GIVEN RECORDS:
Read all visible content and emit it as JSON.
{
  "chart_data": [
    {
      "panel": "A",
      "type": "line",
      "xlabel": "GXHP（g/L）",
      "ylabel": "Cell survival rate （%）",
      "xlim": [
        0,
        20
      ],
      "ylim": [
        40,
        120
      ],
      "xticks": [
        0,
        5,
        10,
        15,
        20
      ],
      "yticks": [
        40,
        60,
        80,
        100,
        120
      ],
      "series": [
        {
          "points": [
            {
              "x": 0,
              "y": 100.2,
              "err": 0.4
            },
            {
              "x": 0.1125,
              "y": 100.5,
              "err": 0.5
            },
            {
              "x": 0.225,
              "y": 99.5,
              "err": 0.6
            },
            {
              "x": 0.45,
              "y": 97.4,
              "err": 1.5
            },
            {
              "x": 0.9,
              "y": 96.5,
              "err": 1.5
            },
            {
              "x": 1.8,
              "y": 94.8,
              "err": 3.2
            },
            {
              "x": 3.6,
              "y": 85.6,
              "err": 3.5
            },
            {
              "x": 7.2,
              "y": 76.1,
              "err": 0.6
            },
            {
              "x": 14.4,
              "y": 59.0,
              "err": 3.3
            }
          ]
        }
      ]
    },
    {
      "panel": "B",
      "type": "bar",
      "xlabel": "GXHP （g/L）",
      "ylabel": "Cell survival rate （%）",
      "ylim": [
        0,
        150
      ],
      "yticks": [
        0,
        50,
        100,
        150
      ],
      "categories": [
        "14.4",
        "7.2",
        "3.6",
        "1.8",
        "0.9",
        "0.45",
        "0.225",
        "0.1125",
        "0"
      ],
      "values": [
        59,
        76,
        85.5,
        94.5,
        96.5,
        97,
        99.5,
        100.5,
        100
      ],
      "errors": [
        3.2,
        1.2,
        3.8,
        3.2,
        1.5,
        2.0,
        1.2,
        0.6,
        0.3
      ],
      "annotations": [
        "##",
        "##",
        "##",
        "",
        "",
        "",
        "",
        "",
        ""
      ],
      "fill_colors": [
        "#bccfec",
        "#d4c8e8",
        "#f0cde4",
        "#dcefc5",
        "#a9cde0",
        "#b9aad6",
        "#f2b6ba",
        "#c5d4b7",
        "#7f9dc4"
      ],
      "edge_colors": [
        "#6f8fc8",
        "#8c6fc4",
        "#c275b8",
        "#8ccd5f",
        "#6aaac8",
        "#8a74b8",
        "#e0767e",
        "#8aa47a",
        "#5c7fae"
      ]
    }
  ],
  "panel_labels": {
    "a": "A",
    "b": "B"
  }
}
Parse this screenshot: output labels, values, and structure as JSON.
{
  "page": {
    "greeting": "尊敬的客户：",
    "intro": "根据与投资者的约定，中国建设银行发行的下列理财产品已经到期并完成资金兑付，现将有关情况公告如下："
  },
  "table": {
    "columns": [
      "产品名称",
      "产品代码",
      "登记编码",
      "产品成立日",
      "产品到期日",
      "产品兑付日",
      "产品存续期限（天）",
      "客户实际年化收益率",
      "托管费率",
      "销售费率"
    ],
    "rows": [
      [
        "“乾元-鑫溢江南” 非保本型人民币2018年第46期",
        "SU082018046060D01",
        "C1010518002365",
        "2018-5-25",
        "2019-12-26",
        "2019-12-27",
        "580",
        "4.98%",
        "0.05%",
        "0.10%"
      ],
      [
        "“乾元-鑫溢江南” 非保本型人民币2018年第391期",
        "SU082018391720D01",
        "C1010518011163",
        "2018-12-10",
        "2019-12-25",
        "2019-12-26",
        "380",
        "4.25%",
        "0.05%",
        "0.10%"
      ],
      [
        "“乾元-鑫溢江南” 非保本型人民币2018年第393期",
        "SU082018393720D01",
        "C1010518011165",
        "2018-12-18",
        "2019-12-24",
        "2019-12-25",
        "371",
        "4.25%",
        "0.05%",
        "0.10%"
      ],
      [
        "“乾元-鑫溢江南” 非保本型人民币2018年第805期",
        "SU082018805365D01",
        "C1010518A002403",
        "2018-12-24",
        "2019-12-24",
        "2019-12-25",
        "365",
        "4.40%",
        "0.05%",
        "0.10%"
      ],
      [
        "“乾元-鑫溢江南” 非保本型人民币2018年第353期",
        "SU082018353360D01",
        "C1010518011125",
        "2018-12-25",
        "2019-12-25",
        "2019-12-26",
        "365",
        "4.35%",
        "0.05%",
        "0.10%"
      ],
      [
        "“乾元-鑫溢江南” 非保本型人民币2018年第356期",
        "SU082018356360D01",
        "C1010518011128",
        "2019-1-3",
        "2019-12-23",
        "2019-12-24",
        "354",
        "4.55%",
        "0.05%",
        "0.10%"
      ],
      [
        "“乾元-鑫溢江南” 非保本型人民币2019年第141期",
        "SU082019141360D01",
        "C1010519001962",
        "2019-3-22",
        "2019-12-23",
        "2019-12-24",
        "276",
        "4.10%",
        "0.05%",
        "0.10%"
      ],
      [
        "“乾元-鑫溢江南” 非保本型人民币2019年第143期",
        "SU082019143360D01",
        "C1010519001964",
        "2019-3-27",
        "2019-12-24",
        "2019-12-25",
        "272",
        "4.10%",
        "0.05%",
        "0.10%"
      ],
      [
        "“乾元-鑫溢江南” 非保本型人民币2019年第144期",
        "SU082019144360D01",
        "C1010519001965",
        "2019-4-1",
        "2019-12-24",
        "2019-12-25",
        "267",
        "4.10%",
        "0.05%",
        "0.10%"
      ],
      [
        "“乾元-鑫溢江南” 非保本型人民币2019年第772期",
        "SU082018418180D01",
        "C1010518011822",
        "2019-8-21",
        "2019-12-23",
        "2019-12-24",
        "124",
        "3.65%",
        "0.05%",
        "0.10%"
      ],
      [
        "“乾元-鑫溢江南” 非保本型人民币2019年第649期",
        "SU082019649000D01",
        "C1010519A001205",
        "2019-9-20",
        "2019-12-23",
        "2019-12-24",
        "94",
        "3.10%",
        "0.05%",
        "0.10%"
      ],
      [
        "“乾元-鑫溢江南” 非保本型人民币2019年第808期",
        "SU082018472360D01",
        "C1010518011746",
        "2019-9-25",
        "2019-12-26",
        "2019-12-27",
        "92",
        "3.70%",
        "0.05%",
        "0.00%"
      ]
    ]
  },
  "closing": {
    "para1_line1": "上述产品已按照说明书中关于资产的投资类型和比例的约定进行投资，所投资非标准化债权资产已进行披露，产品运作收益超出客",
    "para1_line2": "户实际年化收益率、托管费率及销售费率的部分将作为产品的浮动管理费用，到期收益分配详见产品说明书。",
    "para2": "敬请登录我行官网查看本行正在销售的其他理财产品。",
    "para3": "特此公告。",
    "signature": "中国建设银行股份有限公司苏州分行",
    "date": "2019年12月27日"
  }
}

EXERCISE DESCRIPTION: The records above should be returned exactly.

OUTPUT FOR THIS EXERCISE:
Read all visible content and emit it as JSON.
{
  "chart_data": [
    {
      "panel": "A",
      "type": "line",
      "xlabel": "GXHP（g/L）",
      "ylabel": "Cell survival rate （%）",
      "xlim": [
        0,
        20
      ],
      "ylim": [
        40,
        120
      ],
      "xticks": [
        0,
        5,
        10,
        15,
        20
      ],
      "yticks": [
        40,
        60,
        80,
        100,
        120
      ],
      "series": [
        {
          "points": [
            {
              "x": 0,
              "y": 100.2,
              "err": 0.4
            },
            {
              "x": 0.1125,
              "y": 100.5,
              "err": 0.5
            },
            {
              "x": 0.225,
              "y": 99.5,
              "err": 0.6
            },
            {
              "x": 0.45,
              "y": 97.4,
              "err": 1.5
            },
            {
              "x": 0.9,
              "y": 96.5,
              "err": 1.5
            },
            {
              "x": 1.8,
              "y": 94.8,
              "err": 3.2
            },
            {
              "x": 3.6,
              "y": 85.6,
              "err": 3.5
            },
            {
              "x": 7.2,
              "y": 76.1,
              "err": 0.6
            },
            {
              "x": 14.4,
              "y": 59.0,
              "err": 3.3
            }
          ]
        }
      ]
    },
    {
      "panel": "B",
      "type": "bar",
      "xlabel": "GXHP （g/L）",
      "ylabel": "Cell survival rate （%）",
      "ylim": [
        0,
        150
      ],
      "yticks": [
        0,
        50,
        100,
        150
      ],
      "categories": [
        "14.4",
        "7.2",
        "3.6",
        "1.8",
        "0.9",
        "0.45",
        "0.225",
        "0.1125",
        "0"
      ],
      "values": [
        59,
        76,
        85.5,
        94.5,
        96.5,
        97,
        99.5,
        100.5,
        100
      ],
      "errors": [
        3.2,
        1.2,
        3.8,
        3.2,
        1.5,
        2.0,
        1.2,
        0.6,
        0.3
      ],
      "annotations": [
        "##",
        "##",
        "##",
        "",
        "",
        "",
        "",
        "",
        ""
      ],
      "fill_colors": [
        "#bccfec",
        "#d4c8e8",
        "#f0cde4",
        "#dcefc5",
        "#a9cde0",
        "#b9aad6",
        "#f2b6ba",
        "#c5d4b7",
        "#7f9dc4"
      ],
      "edge_colors": [
        "#6f8fc8",
        "#8c6fc4",
        "#c275b8",
        "#8ccd5f",
        "#6aaac8",
        "#8a74b8",
        "#e0767e",
        "#8aa47a",
        "#5c7fae"
      ]
    }
  ],
  "panel_labels": {
    "a": "A",
    "b": "B"
  }
}
Parse this screenshot: output labels, values, and structure as JSON.
{
  "page": {
    "greeting": "尊敬的客户：",
    "intro": "根据与投资者的约定，中国建设银行发行的下列理财产品已经到期并完成资金兑付，现将有关情况公告如下："
  },
  "table": {
    "columns": [
      "产品名称",
      "产品代码",
      "登记编码",
      "产品成立日",
      "产品到期日",
      "产品兑付日",
      "产品存续期限（天）",
      "客户实际年化收益率",
      "托管费率",
      "销售费率"
    ],
    "rows": [
      [
        "“乾元-鑫溢江南” 非保本型人民币2018年第46期",
        "SU082018046060D01",
        "C1010518002365",
        "2018-5-25",
        "2019-12-26",
        "2019-12-27",
        "580",
        "4.98%",
        "0.05%",
        "0.10%"
      ],
      [
        "“乾元-鑫溢江南” 非保本型人民币2018年第391期",
        "SU082018391720D01",
        "C1010518011163",
        "2018-12-10",
        "2019-12-25",
        "2019-12-26",
        "380",
        "4.25%",
        "0.05%",
        "0.10%"
      ],
      [
        "“乾元-鑫溢江南” 非保本型人民币2018年第393期",
        "SU082018393720D01",
        "C1010518011165",
        "2018-12-18",
        "2019-12-24",
        "2019-12-25",
        "371",
        "4.25%",
        "0.05%",
        "0.10%"
      ],
      [
        "“乾元-鑫溢江南” 非保本型人民币2018年第805期",
        "SU082018805365D01",
        "C1010518A002403",
        "2018-12-24",
        "2019-12-24",
        "2019-12-25",
        "365",
        "4.40%",
        "0.05%",
        "0.10%"
      ],
      [
        "“乾元-鑫溢江南” 非保本型人民币2018年第353期",
        "SU082018353360D01",
        "C1010518011125",
        "2018-12-25",
        "2019-12-25",
        "2019-12-26",
        "365",
        "4.35%",
        "0.05%",
        "0.10%"
      ],
      [
        "“乾元-鑫溢江南” 非保本型人民币2018年第356期",
        "SU082018356360D01",
        "C1010518011128",
        "2019-1-3",
        "2019-12-23",
        "2019-12-24",
        "354",
        "4.55%",
        "0.05%",
        "0.10%"
      ],
      [
        "“乾元-鑫溢江南” 非保本型人民币2019年第141期",
        "SU082019141360D01",
        "C1010519001962",
        "2019-3-22",
        "2019-12-23",
        "2019-12-24",
        "276",
        "4.10%",
        "0.05%",
        "0.10%"
      ],
      [
        "“乾元-鑫溢江南” 非保本型人民币2019年第143期",
        "SU082019143360D01",
        "C1010519001964",
        "2019-3-27",
        "2019-12-24",
        "2019-12-25",
        "272",
        "4.10%",
        "0.05%",
        "0.10%"
      ],
      [
        "“乾元-鑫溢江南” 非保本型人民币2019年第144期",
        "SU082019144360D01",
        "C1010519001965",
        "2019-4-1",
        "2019-12-24",
        "2019-12-25",
        "267",
        "4.10%",
        "0.05%",
        "0.10%"
      ],
      [
        "“乾元-鑫溢江南” 非保本型人民币2019年第772期",
        "SU082018418180D01",
        "C1010518011822",
        "2019-8-21",
        "2019-12-23",
        "2019-12-24",
        "124",
        "3.65%",
        "0.05%",
        "0.10%"
      ],
      [
        "“乾元-鑫溢江南” 非保本型人民币2019年第649期",
        "SU082019649000D01",
        "C1010519A001205",
        "2019-9-20",
        "2019-12-23",
        "2019-12-24",
        "94",
        "3.10%",
        "0.05%",
        "0.10%"
      ],
      [
        "“乾元-鑫溢江南” 非保本型人民币2019年第808期",
        "SU082018472360D01",
        "C1010518011746",
        "2019-9-25",
        "2019-12-26",
        "2019-12-27",
        "92",
        "3.70%",
        "0.05%",
        "0.00%"
      ]
    ]
  },
  "closing": {
    "para1_line1": "上述产品已按照说明书中关于资产的投资类型和比例的约定进行投资，所投资非标准化债权资产已进行披露，产品运作收益超出客",
    "para1_line2": "户实际年化收益率、托管费率及销售费率的部分将作为产品的浮动管理费用，到期收益分配详见产品说明书。",
    "para2": "敬请登录我行官网查看本行正在销售的其他理财产品。",
    "para3": "特此公告。",
    "signature": "中国建设银行股份有限公司苏州分行",
    "date": "2019年12月27日"
  }
}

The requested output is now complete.